REQUIREMENT
Give every entry again, word for word and in full.

___ TASK DATA ___

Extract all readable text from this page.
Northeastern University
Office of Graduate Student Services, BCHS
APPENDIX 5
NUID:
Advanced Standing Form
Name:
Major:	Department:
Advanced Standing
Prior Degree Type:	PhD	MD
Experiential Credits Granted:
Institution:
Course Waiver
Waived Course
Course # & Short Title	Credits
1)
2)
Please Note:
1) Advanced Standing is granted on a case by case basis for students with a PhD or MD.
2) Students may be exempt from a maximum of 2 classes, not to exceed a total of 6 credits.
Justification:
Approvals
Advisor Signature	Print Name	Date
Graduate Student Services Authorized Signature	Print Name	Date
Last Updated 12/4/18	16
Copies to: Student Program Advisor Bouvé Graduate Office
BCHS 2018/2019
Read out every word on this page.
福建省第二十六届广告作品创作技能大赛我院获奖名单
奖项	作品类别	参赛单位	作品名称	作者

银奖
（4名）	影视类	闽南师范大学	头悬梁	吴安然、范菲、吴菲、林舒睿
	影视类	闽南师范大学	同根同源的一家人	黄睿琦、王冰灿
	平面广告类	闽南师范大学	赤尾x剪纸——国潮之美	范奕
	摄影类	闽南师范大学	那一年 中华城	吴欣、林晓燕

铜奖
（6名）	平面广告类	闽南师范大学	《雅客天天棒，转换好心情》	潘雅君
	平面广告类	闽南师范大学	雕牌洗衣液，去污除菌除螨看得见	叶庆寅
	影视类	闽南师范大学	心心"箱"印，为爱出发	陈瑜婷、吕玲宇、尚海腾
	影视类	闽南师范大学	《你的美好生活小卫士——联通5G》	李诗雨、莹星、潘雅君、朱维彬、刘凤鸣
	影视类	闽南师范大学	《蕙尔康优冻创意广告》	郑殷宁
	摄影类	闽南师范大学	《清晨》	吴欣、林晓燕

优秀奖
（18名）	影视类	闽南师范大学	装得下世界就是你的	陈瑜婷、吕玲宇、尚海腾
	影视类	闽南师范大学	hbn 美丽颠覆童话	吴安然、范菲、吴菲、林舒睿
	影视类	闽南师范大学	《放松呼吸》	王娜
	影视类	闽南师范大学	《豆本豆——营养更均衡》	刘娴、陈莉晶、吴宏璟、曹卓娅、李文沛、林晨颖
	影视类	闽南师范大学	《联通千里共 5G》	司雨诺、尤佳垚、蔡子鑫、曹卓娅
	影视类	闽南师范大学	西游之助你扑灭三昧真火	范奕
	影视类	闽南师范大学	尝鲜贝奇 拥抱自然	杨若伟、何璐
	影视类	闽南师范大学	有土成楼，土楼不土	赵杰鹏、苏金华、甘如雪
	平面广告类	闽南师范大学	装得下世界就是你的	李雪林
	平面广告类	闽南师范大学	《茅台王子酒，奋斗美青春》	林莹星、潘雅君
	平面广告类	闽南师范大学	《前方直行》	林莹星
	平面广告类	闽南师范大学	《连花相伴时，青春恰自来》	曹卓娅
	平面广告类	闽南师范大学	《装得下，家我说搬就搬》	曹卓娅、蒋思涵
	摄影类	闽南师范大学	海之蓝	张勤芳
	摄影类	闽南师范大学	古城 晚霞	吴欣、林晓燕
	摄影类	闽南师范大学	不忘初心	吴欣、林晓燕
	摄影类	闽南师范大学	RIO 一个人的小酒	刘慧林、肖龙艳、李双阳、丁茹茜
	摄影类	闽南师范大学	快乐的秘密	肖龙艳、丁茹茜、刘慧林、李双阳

___

SOLUTION TO THIS TASK
Extract all readable text from this page.
Northeastern University
Office of Graduate Student Services, BCHS
APPENDIX 5
NUID:
Advanced Standing Form
Name:
Major:	Department:
Advanced Standing
Prior Degree Type:	PhD	MD
Experiential Credits Granted:
Institution:
Course Waiver
Waived Course
Course # & Short Title	Credits
1)
2)
Please Note:
1) Advanced Standing is granted on a case by case basis for students with a PhD or MD.
2) Students may be exempt from a maximum of 2 classes, not to exceed a total of 6 credits.
Justification:
Approvals
Advisor Signature	Print Name	Date
Graduate Student Services Authorized Signature	Print Name	Date
Last Updated 12/4/18	16
Copies to: Student Program Advisor Bouvé Graduate Office
BCHS 2018/2019
Read out every word on this page.
福建省第二十六届广告作品创作技能大赛我院获奖名单
奖项	作品类别	参赛单位	作品名称	作者

银奖
（4名）	影视类	闽南师范大学	头悬梁	吴安然、范菲、吴菲、林舒睿
	影视类	闽南师范大学	同根同源的一家人	黄睿琦、王冰灿
	平面广告类	闽南师范大学	赤尾x剪纸——国潮之美	范奕
	摄影类	闽南师范大学	那一年 中华城	吴欣、林晓燕

铜奖
（6名）	平面广告类	闽南师范大学	《雅客天天棒，转换好心情》	潘雅君
	平面广告类	闽南师范大学	雕牌洗衣液，去污除菌除螨看得见	叶庆寅
	影视类	闽南师范大学	心心"箱"印，为爱出发	陈瑜婷、吕玲宇、尚海腾
	影视类	闽南师范大学	《你的美好生活小卫士——联通5G》	李诗雨、莹星、潘雅君、朱维彬、刘凤鸣
	影视类	闽南师范大学	《蕙尔康优冻创意广告》	郑殷宁
	摄影类	闽南师范大学	《清晨》	吴欣、林晓燕

优秀奖
（18名）	影视类	闽南师范大学	装得下世界就是你的	陈瑜婷、吕玲宇、尚海腾
	影视类	闽南师范大学	hbn 美丽颠覆童话	吴安然、范菲、吴菲、林舒睿
	影视类	闽南师范大学	《放松呼吸》	王娜
	影视类	闽南师范大学	《豆本豆——营养更均衡》	刘娴、陈莉晶、吴宏璟、曹卓娅、李文沛、林晨颖
	影视类	闽南师范大学	《联通千里共 5G》	司雨诺、尤佳垚、蔡子鑫、曹卓娅
	影视类	闽南师范大学	西游之助你扑灭三昧真火	范奕
	影视类	闽南师范大学	尝鲜贝奇 拥抱自然	杨若伟、何璐
	影视类	闽南师范大学	有土成楼，土楼不土	赵杰鹏、苏金华、甘如雪
	平面广告类	闽南师范大学	装得下世界就是你的	李雪林
	平面广告类	闽南师范大学	《茅台王子酒，奋斗美青春》	林莹星、潘雅君
	平面广告类	闽南师范大学	《前方直行》	林莹星
	平面广告类	闽南师范大学	《连花相伴时，青春恰自来》	曹卓娅
	平面广告类	闽南师范大学	《装得下，家我说搬就搬》	曹卓娅、蒋思涵
	摄影类	闽南师范大学	海之蓝	张勤芳
	摄影类	闽南师范大学	古城 晚霞	吴欣、林晓燕
	摄影类	闽南师范大学	不忘初心	吴欣、林晓燕
	摄影类	闽南师范大学	RIO 一个人的小酒	刘慧林、肖龙艳、李双阳、丁茹茜
	摄影类	闽南师范大学	快乐的秘密	肖龙艳、丁茹茜、刘慧林、李双阳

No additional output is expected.